## Source passage:
"""

Lesson 2: learners really need a scaffold for making notes

Updated: May 26, 2020

When I turned up to my first lesson, I was using (I'm ashamed to say) a hand-made notebook constructed from pieces of rough paper stapled together. Within five minutes, I'd scribbled all over the first page with new vocabulary and things I wanted to look up/needed to revise, but all in a rushed and haphazard way. My printer is out of paper and out of ink, so I didn't have the printed PowerPoint. I'd scribbled a little bit on the electronic version using my little touchscreen pen, but then I didn't do anything with these scribblings. So after the lesson, I was left with a bunch of scrawl on a notepad. Then I made a word document with some useful links in it. So now I had bits and pieces on my laptop and bits and pieces in my living room. Most of the information is still in Teacher Wei's PowerPoint, as well as my student textbook and my student workbook...


Aaarrggh! I know that I'm an adult learner and I need to get a handle on this!


Do I choose paper or computer to file my notes? I think I need to pick one. Either way, I need to get everything in one place and everything ticked off.

"""

## Material supplied:
"""

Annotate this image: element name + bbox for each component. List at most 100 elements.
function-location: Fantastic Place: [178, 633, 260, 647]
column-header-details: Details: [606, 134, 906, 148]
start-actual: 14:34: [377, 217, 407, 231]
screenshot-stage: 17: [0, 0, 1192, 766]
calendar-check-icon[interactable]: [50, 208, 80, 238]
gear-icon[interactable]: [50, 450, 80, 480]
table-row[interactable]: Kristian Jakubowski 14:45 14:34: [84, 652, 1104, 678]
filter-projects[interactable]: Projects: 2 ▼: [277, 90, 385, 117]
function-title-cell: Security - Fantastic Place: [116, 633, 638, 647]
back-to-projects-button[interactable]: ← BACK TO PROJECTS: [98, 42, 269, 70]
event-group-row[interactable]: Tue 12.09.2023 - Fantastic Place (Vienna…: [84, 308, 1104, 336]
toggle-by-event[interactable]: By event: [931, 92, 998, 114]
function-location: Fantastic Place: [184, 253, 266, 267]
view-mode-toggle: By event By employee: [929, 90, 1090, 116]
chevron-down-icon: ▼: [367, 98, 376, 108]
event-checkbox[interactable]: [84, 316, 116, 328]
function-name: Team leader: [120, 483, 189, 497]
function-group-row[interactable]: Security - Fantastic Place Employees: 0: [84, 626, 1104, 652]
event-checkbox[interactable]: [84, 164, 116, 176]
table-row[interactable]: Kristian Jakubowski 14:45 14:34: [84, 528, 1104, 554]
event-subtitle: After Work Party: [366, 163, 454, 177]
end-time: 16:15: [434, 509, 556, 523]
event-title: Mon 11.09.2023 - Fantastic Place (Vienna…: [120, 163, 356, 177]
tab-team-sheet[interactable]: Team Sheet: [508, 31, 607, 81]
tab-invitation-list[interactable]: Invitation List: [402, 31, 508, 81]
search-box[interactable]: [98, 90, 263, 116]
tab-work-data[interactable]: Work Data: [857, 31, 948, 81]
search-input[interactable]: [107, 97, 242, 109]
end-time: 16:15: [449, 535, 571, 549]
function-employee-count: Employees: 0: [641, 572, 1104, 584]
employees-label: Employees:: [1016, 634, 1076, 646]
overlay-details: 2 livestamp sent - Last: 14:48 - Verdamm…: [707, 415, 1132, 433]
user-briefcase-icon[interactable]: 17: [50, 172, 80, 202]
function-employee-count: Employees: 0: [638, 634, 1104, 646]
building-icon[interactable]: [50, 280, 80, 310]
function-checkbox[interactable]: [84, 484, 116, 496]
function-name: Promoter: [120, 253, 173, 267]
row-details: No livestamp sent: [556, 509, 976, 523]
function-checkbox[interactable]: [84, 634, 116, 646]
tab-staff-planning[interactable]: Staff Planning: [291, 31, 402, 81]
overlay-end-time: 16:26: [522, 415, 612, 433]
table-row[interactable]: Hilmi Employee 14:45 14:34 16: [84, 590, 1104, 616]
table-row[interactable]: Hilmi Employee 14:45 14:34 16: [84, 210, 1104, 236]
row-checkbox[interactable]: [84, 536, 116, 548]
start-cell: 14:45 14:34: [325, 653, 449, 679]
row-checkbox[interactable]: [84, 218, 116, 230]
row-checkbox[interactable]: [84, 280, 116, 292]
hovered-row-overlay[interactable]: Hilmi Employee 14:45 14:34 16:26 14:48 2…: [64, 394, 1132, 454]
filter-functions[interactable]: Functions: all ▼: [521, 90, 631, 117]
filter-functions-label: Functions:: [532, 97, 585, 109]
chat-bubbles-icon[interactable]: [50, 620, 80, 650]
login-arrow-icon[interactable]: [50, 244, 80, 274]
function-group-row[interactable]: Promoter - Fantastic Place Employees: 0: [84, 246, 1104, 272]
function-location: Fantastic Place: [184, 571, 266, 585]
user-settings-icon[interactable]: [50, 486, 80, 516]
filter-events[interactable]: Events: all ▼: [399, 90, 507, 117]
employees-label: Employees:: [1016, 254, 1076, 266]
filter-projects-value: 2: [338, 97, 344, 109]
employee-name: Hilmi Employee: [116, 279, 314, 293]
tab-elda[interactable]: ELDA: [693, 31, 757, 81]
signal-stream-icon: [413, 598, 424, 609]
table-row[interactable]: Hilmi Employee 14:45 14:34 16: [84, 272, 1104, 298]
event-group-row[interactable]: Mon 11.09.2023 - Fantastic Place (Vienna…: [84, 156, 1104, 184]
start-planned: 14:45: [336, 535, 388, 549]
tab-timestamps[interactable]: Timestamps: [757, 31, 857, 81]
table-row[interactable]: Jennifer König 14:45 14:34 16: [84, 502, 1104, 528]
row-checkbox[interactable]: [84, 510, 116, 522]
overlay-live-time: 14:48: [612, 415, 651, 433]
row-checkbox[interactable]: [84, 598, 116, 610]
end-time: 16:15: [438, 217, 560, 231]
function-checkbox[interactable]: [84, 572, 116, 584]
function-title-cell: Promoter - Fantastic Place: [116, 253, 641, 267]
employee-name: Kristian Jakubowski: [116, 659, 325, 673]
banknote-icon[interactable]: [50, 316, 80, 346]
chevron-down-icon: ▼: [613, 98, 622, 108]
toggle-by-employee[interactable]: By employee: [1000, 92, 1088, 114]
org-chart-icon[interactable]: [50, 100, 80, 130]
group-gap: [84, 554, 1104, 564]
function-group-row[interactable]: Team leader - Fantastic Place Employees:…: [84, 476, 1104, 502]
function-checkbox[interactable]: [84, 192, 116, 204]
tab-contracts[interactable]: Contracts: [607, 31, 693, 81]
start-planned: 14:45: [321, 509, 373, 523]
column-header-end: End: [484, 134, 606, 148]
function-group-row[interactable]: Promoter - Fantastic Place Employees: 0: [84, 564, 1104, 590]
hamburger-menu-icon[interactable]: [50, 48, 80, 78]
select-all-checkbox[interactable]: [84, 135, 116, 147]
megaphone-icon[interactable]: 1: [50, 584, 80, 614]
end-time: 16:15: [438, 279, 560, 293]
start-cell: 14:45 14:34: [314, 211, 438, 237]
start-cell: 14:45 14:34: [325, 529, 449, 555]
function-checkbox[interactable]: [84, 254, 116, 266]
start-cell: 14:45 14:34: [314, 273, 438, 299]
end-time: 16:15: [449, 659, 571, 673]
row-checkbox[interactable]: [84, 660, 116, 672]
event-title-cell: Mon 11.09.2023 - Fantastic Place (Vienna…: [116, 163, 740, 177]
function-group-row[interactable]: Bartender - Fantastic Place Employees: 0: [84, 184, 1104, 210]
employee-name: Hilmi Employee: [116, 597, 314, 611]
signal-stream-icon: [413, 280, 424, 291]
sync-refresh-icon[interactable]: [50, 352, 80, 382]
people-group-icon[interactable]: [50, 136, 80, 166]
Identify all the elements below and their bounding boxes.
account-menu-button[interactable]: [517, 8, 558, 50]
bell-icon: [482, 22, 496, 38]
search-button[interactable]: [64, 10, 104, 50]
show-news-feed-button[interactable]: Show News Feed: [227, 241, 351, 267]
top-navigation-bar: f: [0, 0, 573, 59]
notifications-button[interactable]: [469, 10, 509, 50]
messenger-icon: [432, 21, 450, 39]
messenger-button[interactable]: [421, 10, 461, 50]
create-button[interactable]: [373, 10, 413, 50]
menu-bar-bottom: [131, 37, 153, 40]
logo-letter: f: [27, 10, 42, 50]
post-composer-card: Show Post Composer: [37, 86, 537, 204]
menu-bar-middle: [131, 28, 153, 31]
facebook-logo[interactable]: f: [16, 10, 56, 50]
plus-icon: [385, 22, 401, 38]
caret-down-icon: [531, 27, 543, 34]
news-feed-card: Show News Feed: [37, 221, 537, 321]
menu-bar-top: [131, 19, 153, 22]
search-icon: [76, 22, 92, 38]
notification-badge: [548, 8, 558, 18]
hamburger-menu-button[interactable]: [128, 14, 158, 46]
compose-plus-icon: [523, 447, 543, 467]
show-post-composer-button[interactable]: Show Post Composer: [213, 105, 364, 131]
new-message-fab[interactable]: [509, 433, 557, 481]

"""

## Aim of the task:
Write out the passage on note-taking scaffolds, everything from "When I turned" down to "my student workbook...".

## Reply to the exercise:
When I turned up to my first lesson, I was using (I'm ashamed to say) a hand-made notebook constructed from pieces of rough paper stapled together. Within five minutes, I'd scribbled all over the first page with new vocabulary and things I wanted to look up/needed to revise, but all in a rushed and haphazard way. My printer is out of paper and out of ink, so I didn't have the printed PowerPoint. I'd scribbled a little bit on the electronic version using my little touchscreen pen, but then I didn't do anything with these scribblings. So after the lesson, I was left with a bunch of scrawl on a notepad. Then I made a word document with some useful links in it. So now I had bits and pieces on my laptop and bits and pieces in my living room. Most of the information is still in Teacher Wei's PowerPoint, as well as my student textbook and my student workbook...